Data entries
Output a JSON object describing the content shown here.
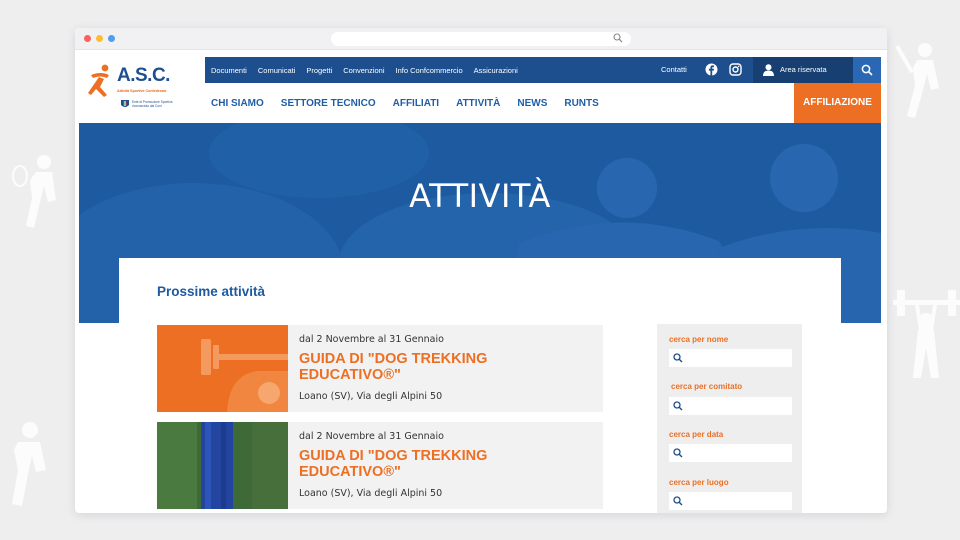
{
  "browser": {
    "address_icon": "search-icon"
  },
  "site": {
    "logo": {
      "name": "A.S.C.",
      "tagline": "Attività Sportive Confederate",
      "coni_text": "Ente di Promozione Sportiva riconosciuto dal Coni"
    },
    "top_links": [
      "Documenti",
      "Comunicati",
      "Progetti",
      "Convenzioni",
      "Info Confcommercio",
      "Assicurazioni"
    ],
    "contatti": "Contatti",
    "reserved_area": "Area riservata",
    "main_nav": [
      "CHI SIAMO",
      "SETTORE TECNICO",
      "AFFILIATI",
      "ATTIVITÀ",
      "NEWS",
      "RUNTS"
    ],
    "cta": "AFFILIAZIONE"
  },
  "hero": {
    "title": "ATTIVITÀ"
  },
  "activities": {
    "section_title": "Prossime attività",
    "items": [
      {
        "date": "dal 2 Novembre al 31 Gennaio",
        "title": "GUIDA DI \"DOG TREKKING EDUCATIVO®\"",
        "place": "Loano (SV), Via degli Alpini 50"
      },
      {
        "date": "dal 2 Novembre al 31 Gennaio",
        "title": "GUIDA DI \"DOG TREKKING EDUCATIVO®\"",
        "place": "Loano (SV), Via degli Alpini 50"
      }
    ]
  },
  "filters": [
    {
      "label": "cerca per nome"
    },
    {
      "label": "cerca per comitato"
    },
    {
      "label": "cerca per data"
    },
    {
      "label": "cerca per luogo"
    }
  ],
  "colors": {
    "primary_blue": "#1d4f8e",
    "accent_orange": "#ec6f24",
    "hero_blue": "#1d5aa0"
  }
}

* * *

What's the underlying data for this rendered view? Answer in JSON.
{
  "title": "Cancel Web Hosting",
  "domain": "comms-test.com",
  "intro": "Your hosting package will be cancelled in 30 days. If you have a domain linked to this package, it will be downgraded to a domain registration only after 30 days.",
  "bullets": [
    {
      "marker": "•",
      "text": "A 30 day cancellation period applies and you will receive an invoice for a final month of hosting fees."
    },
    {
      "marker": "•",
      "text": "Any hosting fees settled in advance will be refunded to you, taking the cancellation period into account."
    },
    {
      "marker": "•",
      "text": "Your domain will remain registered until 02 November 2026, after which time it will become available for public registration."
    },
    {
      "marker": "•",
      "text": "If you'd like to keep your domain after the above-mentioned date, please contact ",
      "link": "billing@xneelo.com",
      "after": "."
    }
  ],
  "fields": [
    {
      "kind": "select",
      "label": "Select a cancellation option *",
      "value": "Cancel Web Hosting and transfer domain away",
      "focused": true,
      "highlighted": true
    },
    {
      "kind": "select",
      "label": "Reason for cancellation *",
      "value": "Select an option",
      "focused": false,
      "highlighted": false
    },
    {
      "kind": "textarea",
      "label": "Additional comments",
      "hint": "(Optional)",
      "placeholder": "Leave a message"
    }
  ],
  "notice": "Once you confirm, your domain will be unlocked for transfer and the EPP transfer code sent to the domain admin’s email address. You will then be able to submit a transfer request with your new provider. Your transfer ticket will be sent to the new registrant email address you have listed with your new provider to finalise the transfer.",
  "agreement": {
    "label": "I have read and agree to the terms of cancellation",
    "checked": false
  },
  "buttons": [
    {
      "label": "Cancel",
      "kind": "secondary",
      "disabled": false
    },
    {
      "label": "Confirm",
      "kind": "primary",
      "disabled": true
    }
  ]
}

---

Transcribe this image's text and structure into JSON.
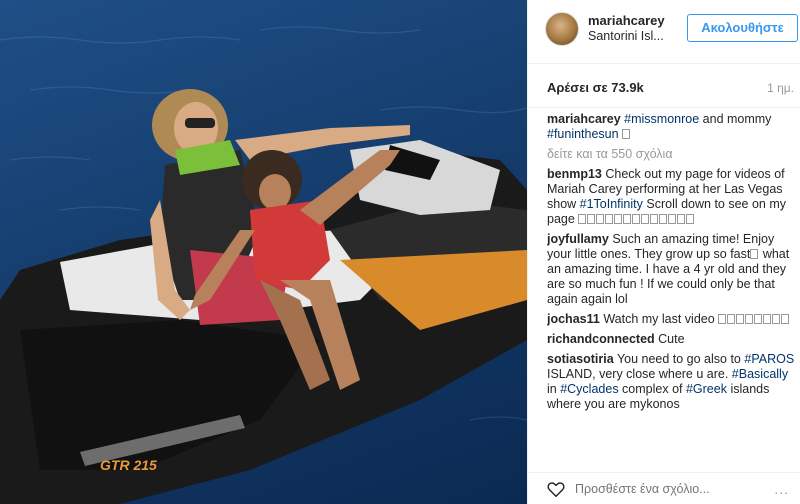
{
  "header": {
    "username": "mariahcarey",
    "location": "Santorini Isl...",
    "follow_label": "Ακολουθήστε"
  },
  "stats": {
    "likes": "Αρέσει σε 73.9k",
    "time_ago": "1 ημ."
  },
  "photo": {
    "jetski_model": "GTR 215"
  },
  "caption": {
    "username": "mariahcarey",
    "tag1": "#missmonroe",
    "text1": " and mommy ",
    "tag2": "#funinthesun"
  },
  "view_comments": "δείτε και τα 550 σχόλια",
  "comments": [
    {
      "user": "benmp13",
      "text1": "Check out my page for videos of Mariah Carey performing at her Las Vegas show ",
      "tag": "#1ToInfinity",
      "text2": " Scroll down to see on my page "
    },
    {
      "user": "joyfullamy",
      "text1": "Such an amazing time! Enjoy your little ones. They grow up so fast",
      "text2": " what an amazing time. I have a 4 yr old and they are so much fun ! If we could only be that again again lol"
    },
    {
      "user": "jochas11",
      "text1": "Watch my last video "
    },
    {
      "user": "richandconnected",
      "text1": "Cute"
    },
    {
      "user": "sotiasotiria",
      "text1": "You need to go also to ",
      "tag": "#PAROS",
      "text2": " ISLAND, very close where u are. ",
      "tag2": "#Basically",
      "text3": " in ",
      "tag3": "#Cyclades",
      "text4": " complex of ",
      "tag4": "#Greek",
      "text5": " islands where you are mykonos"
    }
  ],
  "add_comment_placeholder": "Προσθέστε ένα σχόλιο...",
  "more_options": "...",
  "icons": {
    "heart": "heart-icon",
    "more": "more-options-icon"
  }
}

▸ **SET EXERCISE**: From the entries above, copy each line holding "amazing".

▸ **EXERCISE RESULT**:
      "text1": "Such an amazing time! Enjoy your little ones. They grow up so fast",
      "text2": " what an amazing time. I have a 4 yr old and they are so much fun ! If we could only be that again again lol"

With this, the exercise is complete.